▸ Directive: Each entry below is to be given again word for word, with no pictures.
--------------------
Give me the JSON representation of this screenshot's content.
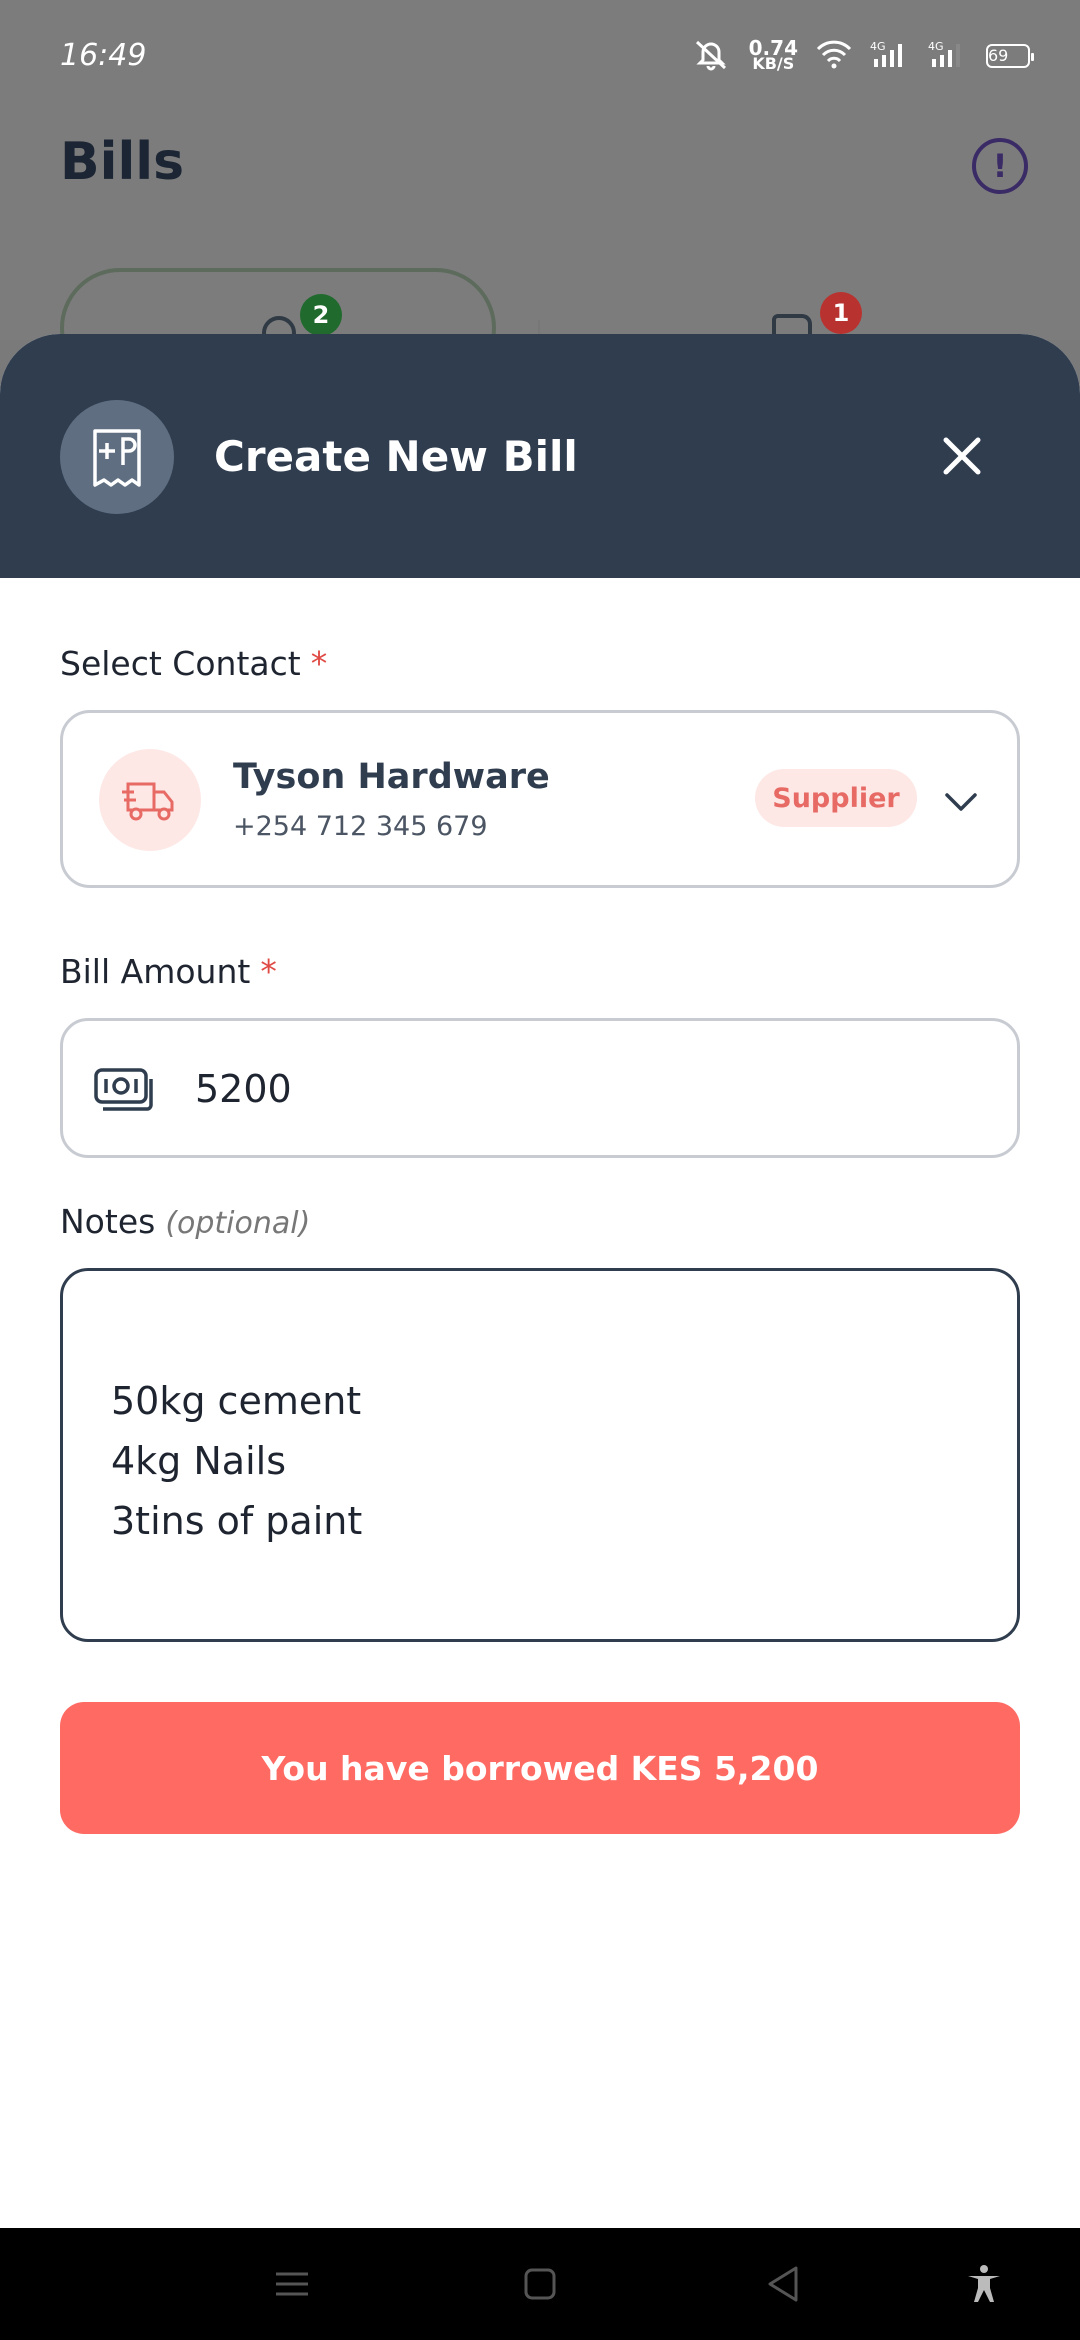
{
  "status_bar": {
    "time": "16:49",
    "net_speed_value": "0.74",
    "net_speed_unit": "KB/S",
    "network_1": "4G",
    "network_2": "4G",
    "battery": "69"
  },
  "background": {
    "title": "Bills",
    "badge_left": "2",
    "badge_right": "1"
  },
  "sheet": {
    "title": "Create New Bill"
  },
  "form": {
    "contact_label": "Select Contact",
    "required_mark": "*",
    "contact": {
      "name": "Tyson Hardware",
      "phone": "+254 712 345 679",
      "tag": "Supplier"
    },
    "amount_label": "Bill Amount",
    "amount_value": "5200",
    "notes_label": "Notes",
    "notes_optional": "(optional)",
    "notes_lines": [
      "50kg cement",
      "4kg Nails",
      "3tins of paint"
    ],
    "cta_label": "You have borrowed KES 5,200"
  },
  "colors": {
    "header": "#2f3d4f",
    "accent": "#ff6b63",
    "tag_bg": "#fde8e6"
  }
}
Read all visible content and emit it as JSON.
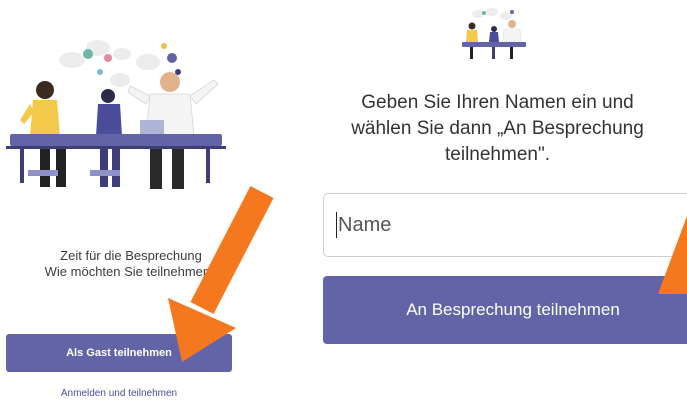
{
  "left_screen": {
    "prompt_line1": "Zeit für die Besprechung",
    "prompt_line2": "Wie möchten Sie teilnehmen?",
    "guest_button": "Als Gast teilnehmen",
    "signin_link": "Anmelden und teilnehmen"
  },
  "right_screen": {
    "prompt_line1": "Geben Sie Ihren Namen ein und",
    "prompt_line2": "wählen Sie dann „An Besprechung",
    "prompt_line3": "teilnehmen\".",
    "name_placeholder": "Name",
    "join_button": "An Besprechung teilnehmen"
  },
  "colors": {
    "accent": "#6264a7",
    "arrow": "#f5781f"
  },
  "icons": [
    "meeting-illustration",
    "arrow-annotation"
  ]
}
--------------------
▸ Answer in full:
Give me the JSON representation of this screenshot's content.
{
  "status_bar": {
    "time": "16:49",
    "net_speed_value": "0.74",
    "net_speed_unit": "KB/S",
    "network_1": "4G",
    "network_2": "4G",
    "battery": "69"
  },
  "background": {
    "title": "Bills",
    "badge_left": "2",
    "badge_right": "1"
  },
  "sheet": {
    "title": "Create New Bill"
  },
  "form": {
    "contact_label": "Select Contact",
    "required_mark": "*",
    "contact": {
      "name": "Tyson Hardware",
      "phone": "+254 712 345 679",
      "tag": "Supplier"
    },
    "amount_label": "Bill Amount",
    "amount_value": "5200",
    "notes_label": "Notes",
    "notes_optional": "(optional)",
    "notes_lines": [
      "50kg cement",
      "4kg Nails",
      "3tins of paint"
    ],
    "cta_label": "You have borrowed KES 5,200"
  },
  "colors": {
    "header": "#2f3d4f",
    "accent": "#ff6b63",
    "tag_bg": "#fde8e6"
  }
}
Read all visible content and emit it as JSON.
{
  "left_screen": {
    "prompt_line1": "Zeit für die Besprechung",
    "prompt_line2": "Wie möchten Sie teilnehmen?",
    "guest_button": "Als Gast teilnehmen",
    "signin_link": "Anmelden und teilnehmen"
  },
  "right_screen": {
    "prompt_line1": "Geben Sie Ihren Namen ein und",
    "prompt_line2": "wählen Sie dann „An Besprechung",
    "prompt_line3": "teilnehmen\".",
    "name_placeholder": "Name",
    "join_button": "An Besprechung teilnehmen"
  },
  "colors": {
    "accent": "#6264a7",
    "arrow": "#f5781f"
  },
  "icons": [
    "meeting-illustration",
    "arrow-annotation"
  ]
}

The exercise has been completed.